* [Information supplied]
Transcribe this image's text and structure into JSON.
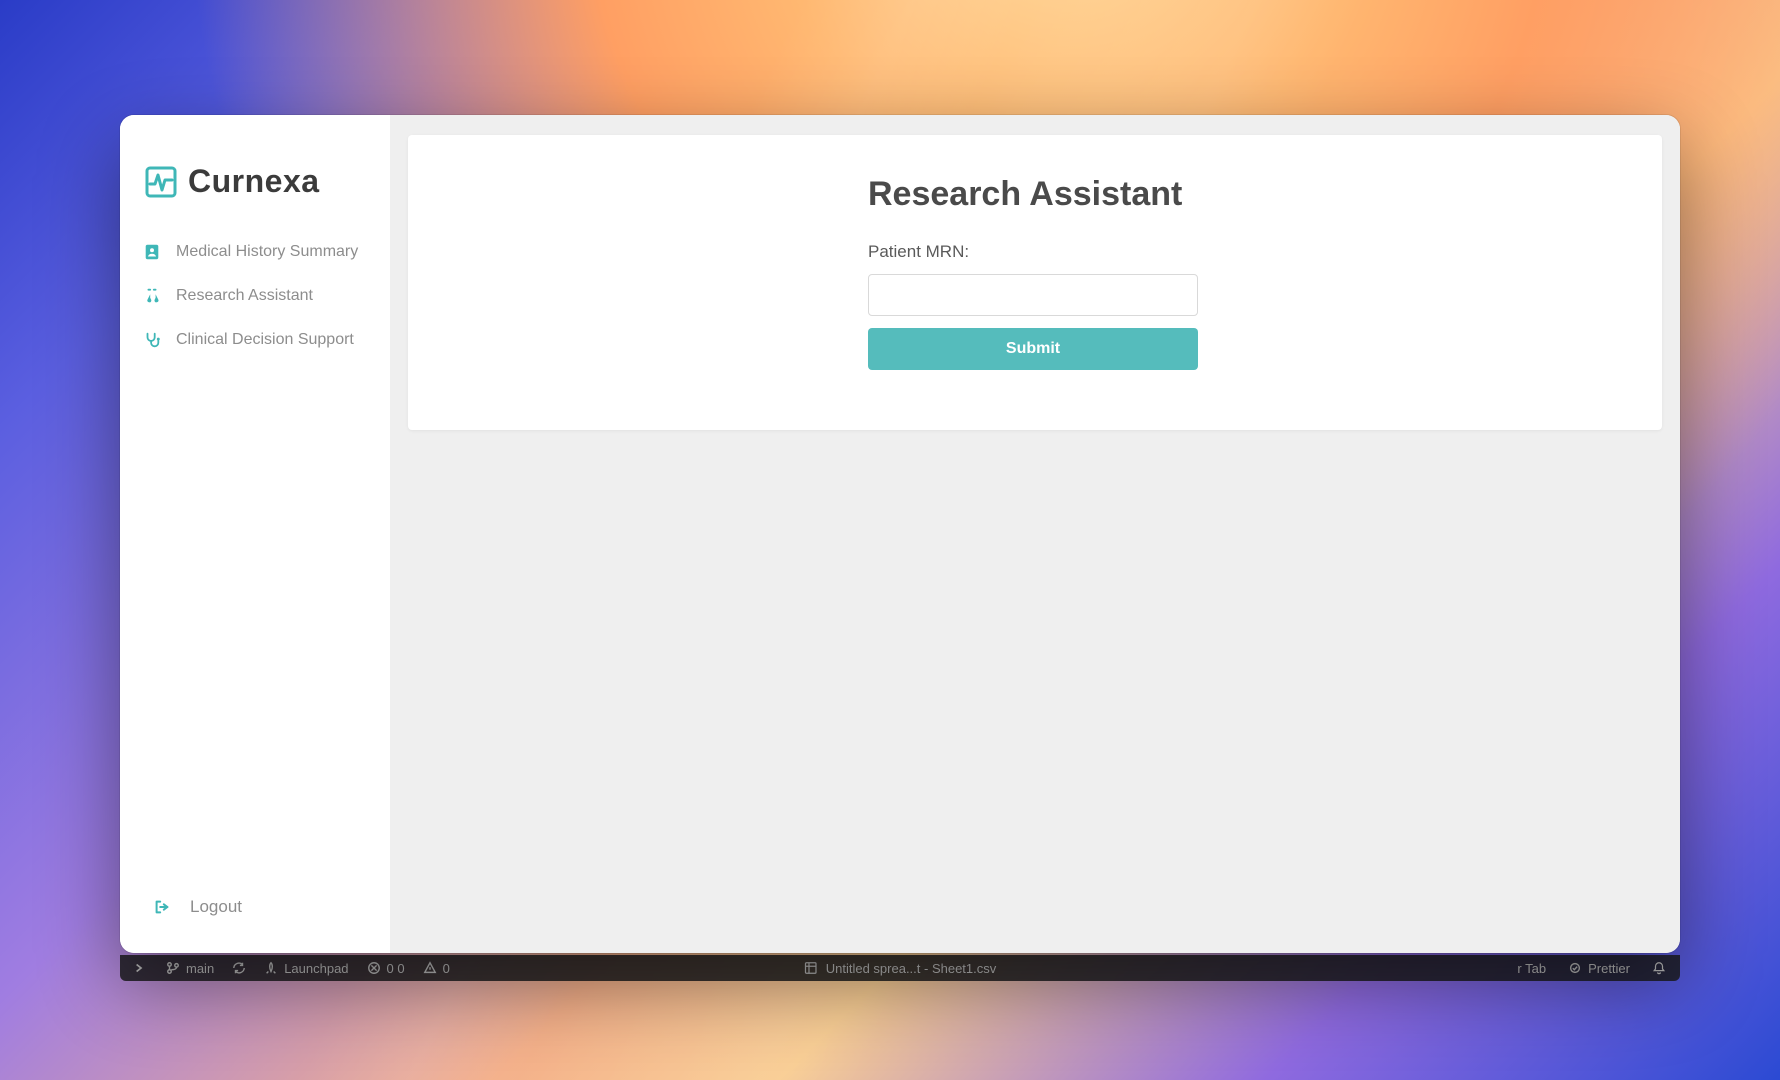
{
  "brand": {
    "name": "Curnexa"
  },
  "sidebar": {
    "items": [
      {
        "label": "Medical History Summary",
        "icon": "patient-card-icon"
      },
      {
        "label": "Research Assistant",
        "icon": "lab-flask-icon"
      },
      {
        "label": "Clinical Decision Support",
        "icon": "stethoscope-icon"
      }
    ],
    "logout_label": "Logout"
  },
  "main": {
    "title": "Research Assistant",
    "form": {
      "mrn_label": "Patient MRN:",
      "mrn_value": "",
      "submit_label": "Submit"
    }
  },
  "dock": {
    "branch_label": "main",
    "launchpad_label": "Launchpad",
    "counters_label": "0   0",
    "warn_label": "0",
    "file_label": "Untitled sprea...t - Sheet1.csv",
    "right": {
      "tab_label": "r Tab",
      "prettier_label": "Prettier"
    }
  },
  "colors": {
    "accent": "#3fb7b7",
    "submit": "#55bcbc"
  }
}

* [Your task]
Omit all pictures while transcribing the entries verbatim.

* [Response]
Transcribe this image's text and structure into JSON.
{
  "brand": {
    "name": "Curnexa"
  },
  "sidebar": {
    "items": [
      {
        "label": "Medical History Summary",
        "icon": "patient-card-icon"
      },
      {
        "label": "Research Assistant",
        "icon": "lab-flask-icon"
      },
      {
        "label": "Clinical Decision Support",
        "icon": "stethoscope-icon"
      }
    ],
    "logout_label": "Logout"
  },
  "main": {
    "title": "Research Assistant",
    "form": {
      "mrn_label": "Patient MRN:",
      "mrn_value": "",
      "submit_label": "Submit"
    }
  },
  "dock": {
    "branch_label": "main",
    "launchpad_label": "Launchpad",
    "counters_label": "0   0",
    "warn_label": "0",
    "file_label": "Untitled sprea...t - Sheet1.csv",
    "right": {
      "tab_label": "r Tab",
      "prettier_label": "Prettier"
    }
  },
  "colors": {
    "accent": "#3fb7b7",
    "submit": "#55bcbc"
  }
}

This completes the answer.